● **PROBLEM TO WORK ON**:
Check every line of the material below for "true". Give the number of lines that have it, and only that.

● **PROVIDED ENTRIES**:
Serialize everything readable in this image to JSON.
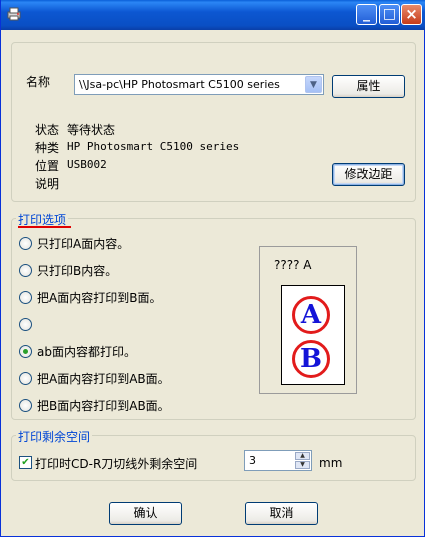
{
  "window": {
    "buttons": {
      "minimize": "_",
      "maximize": "□",
      "close": "×"
    }
  },
  "printer": {
    "name_label": "名称",
    "name_value": "\\\\Jsa-pc\\HP Photosmart C5100 series",
    "properties_button": "属性",
    "status_label": "状态",
    "status_value": "等待状态",
    "type_label": "种类",
    "type_value": "HP Photosmart C5100 series",
    "location_label": "位置",
    "location_value": "USB002",
    "comment_label": "说明",
    "margin_button": "修改边距"
  },
  "print_options": {
    "title": "打印选项",
    "options": [
      {
        "label": "只打印A面内容。",
        "checked": false
      },
      {
        "label": "只打印B内容。",
        "checked": false
      },
      {
        "label": "把A面内容打印到B面。",
        "checked": false
      },
      {
        "label": "",
        "checked": false
      },
      {
        "label": "ab面内容都打印。",
        "checked": true
      },
      {
        "label": "把A面内容打印到AB面。",
        "checked": false
      },
      {
        "label": "把B面内容打印到AB面。",
        "checked": false
      }
    ],
    "preview": {
      "title": "???? A",
      "letter_top": "A",
      "letter_bottom": "B"
    }
  },
  "remaining_space": {
    "title": "打印剩余空间",
    "checkbox_label": "打印时CD-R刀切线外剩余空间",
    "checkbox_checked": true,
    "value": "3",
    "unit": "mm"
  },
  "footer": {
    "ok_button": "确认",
    "cancel_button": "取消"
  },
  "colors": {
    "accent": "#0046d5",
    "underline": "#e00000",
    "titlebar": "#0a4fc4"
  }
}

● **RESULT**:
2